== DIRECTIONS ==
Search the listing below for the string "如图所示" and copy every line where it occurs.

------------------------------------------------

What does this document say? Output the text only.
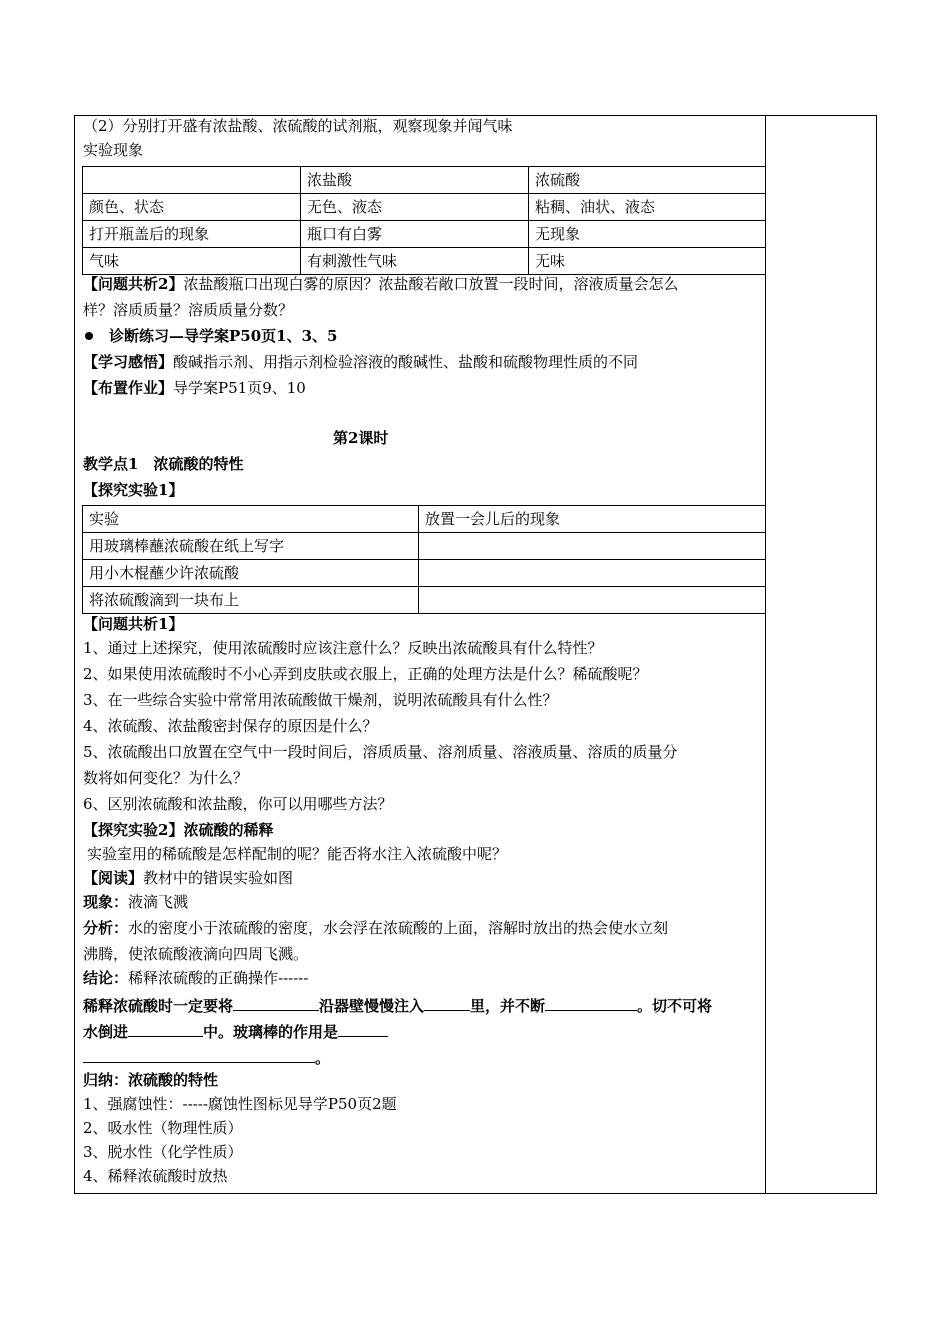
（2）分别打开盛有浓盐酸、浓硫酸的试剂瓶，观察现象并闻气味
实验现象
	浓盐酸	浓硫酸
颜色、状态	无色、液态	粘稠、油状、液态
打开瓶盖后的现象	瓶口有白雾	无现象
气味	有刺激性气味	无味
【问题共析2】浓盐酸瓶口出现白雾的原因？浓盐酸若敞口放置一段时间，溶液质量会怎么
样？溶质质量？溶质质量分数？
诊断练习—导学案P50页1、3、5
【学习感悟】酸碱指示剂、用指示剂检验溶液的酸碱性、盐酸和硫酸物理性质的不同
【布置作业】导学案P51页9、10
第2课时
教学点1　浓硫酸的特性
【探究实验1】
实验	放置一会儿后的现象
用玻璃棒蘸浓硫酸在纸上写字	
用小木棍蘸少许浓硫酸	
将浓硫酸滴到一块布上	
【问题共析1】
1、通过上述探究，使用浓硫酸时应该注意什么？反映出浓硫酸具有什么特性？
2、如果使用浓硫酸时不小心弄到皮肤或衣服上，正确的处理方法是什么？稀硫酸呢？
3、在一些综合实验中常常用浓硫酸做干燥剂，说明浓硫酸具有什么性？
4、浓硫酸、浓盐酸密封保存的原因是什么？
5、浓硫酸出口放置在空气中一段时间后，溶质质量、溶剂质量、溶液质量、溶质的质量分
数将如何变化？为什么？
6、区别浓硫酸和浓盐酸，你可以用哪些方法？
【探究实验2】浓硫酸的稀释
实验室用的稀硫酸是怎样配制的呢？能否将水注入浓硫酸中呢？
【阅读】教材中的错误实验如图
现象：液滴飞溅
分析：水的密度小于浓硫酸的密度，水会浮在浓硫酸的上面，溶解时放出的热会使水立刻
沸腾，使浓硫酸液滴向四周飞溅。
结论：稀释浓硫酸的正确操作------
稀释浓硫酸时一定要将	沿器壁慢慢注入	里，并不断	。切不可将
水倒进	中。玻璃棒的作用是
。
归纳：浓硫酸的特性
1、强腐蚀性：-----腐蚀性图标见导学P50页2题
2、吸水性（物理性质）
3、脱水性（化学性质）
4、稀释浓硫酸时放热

------------------------------------------------

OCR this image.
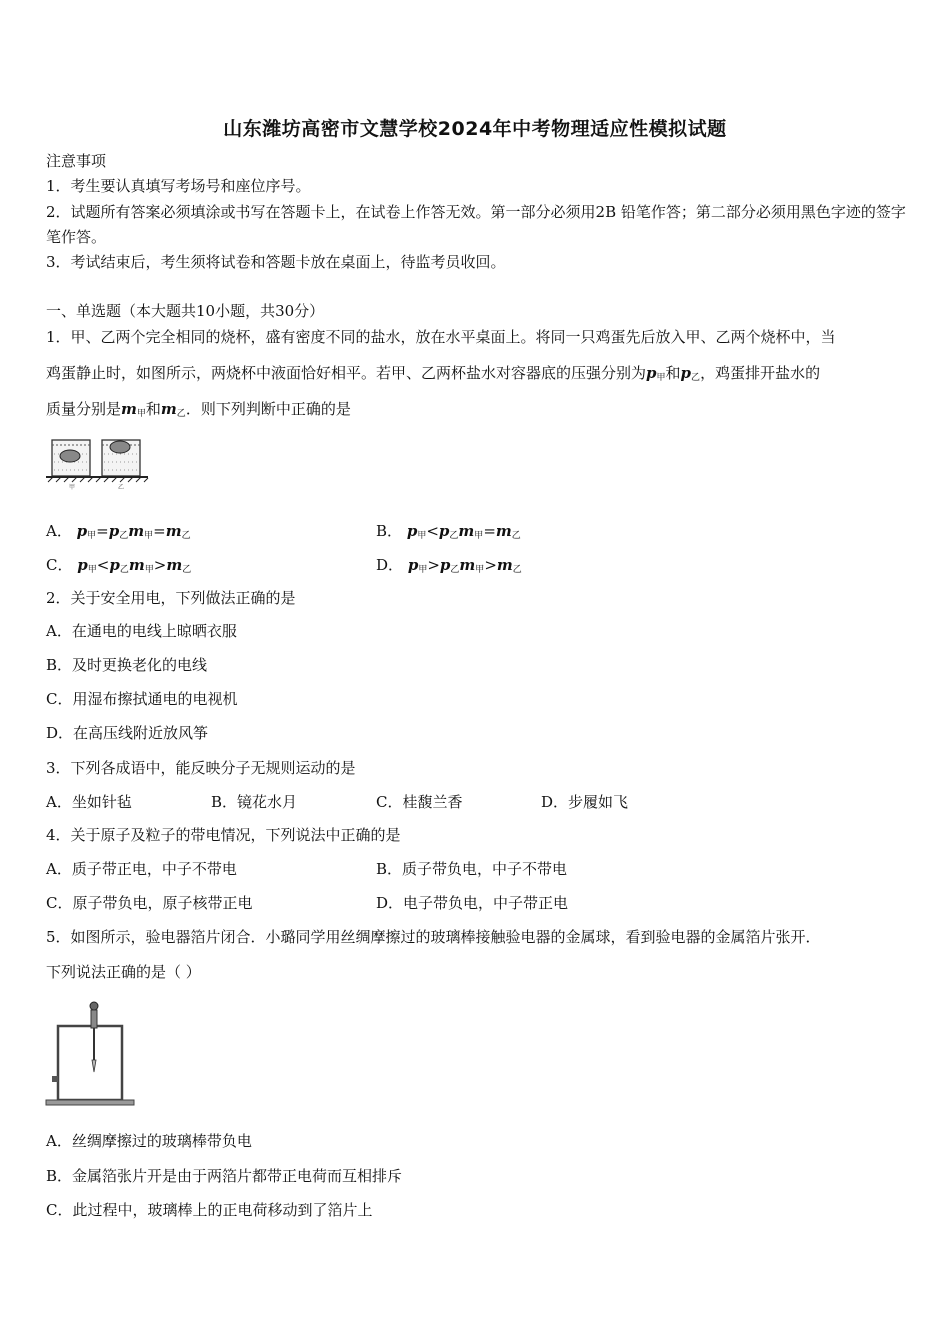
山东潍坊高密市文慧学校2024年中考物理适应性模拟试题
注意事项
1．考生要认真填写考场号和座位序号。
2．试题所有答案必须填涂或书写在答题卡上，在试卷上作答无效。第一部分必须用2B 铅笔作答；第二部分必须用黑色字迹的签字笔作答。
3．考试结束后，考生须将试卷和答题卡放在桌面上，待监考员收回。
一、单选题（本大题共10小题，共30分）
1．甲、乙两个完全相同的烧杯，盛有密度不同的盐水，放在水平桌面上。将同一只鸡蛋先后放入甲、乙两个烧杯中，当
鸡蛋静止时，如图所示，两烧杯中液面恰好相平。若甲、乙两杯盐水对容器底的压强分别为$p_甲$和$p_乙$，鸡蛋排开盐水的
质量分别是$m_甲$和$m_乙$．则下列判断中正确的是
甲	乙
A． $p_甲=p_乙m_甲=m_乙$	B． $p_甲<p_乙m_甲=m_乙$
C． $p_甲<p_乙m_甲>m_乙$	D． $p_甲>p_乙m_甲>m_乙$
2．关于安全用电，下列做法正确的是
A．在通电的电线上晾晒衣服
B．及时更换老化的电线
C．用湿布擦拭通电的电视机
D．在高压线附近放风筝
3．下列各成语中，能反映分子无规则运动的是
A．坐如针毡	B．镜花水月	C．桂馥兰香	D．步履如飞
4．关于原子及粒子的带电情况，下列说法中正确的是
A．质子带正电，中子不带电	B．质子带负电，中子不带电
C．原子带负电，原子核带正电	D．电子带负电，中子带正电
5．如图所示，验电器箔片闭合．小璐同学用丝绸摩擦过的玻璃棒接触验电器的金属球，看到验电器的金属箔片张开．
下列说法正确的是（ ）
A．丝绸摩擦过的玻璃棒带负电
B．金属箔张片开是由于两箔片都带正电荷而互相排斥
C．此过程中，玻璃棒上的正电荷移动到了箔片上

------------------------------------------------

== WRITTEN REPLY ==
鸡蛋静止时，如图所示，两烧杯中液面恰好相平。若甲、乙两杯盐水对容器底的压强分别为$p_甲$和$p_乙$，鸡蛋排开盐水的
5．如图所示，验电器箔片闭合．小璐同学用丝绸摩擦过的玻璃棒接触验电器的金属球，看到验电器的金属箔片张开．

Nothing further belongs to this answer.